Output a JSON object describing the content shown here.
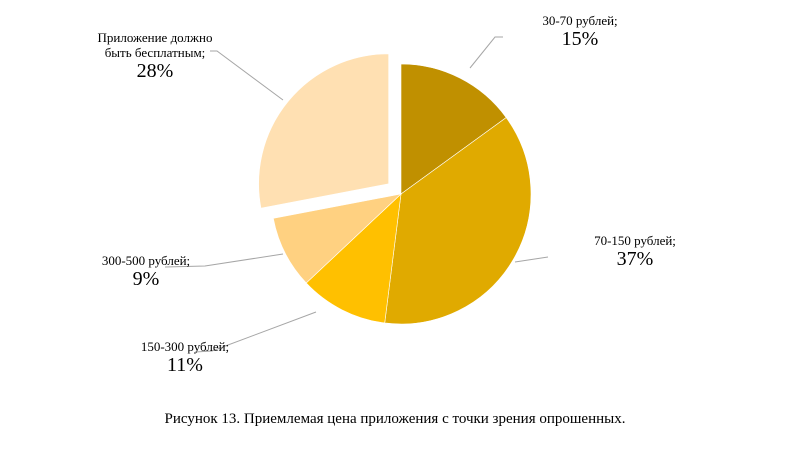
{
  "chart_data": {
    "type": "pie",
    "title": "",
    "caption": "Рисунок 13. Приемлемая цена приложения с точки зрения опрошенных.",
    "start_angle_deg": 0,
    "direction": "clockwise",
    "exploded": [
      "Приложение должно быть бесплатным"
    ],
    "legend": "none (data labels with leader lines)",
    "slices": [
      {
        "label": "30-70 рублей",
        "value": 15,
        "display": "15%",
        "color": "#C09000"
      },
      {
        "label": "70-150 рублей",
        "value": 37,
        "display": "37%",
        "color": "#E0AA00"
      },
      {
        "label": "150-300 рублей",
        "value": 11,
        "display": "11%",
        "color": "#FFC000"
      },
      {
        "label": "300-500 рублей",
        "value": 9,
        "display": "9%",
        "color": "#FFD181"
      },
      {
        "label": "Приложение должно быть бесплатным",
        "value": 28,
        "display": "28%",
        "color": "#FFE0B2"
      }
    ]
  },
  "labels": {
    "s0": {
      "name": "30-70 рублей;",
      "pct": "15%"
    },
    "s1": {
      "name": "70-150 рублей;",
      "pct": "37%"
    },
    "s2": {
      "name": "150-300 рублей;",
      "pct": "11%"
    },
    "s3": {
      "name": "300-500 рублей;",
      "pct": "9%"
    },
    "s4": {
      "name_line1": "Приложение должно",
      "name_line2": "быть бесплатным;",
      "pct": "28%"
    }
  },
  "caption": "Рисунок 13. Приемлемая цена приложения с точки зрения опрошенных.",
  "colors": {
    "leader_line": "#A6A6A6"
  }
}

○ ○ ○

## SET PROBLEM
Restate the entire listing word for word, excluding pictures.

## ANSWER BELOW
Output a JSON object describing the content shown here.
{
  "chart_data": {
    "type": "pie",
    "title": "",
    "caption": "Рисунок 13. Приемлемая цена приложения с точки зрения опрошенных.",
    "start_angle_deg": 0,
    "direction": "clockwise",
    "exploded": [
      "Приложение должно быть бесплатным"
    ],
    "legend": "none (data labels with leader lines)",
    "slices": [
      {
        "label": "30-70 рублей",
        "value": 15,
        "display": "15%",
        "color": "#C09000"
      },
      {
        "label": "70-150 рублей",
        "value": 37,
        "display": "37%",
        "color": "#E0AA00"
      },
      {
        "label": "150-300 рублей",
        "value": 11,
        "display": "11%",
        "color": "#FFC000"
      },
      {
        "label": "300-500 рублей",
        "value": 9,
        "display": "9%",
        "color": "#FFD181"
      },
      {
        "label": "Приложение должно быть бесплатным",
        "value": 28,
        "display": "28%",
        "color": "#FFE0B2"
      }
    ]
  },
  "labels": {
    "s0": {
      "name": "30-70 рублей;",
      "pct": "15%"
    },
    "s1": {
      "name": "70-150 рублей;",
      "pct": "37%"
    },
    "s2": {
      "name": "150-300 рублей;",
      "pct": "11%"
    },
    "s3": {
      "name": "300-500 рублей;",
      "pct": "9%"
    },
    "s4": {
      "name_line1": "Приложение должно",
      "name_line2": "быть бесплатным;",
      "pct": "28%"
    }
  },
  "caption": "Рисунок 13. Приемлемая цена приложения с точки зрения опрошенных.",
  "colors": {
    "leader_line": "#A6A6A6"
  }
}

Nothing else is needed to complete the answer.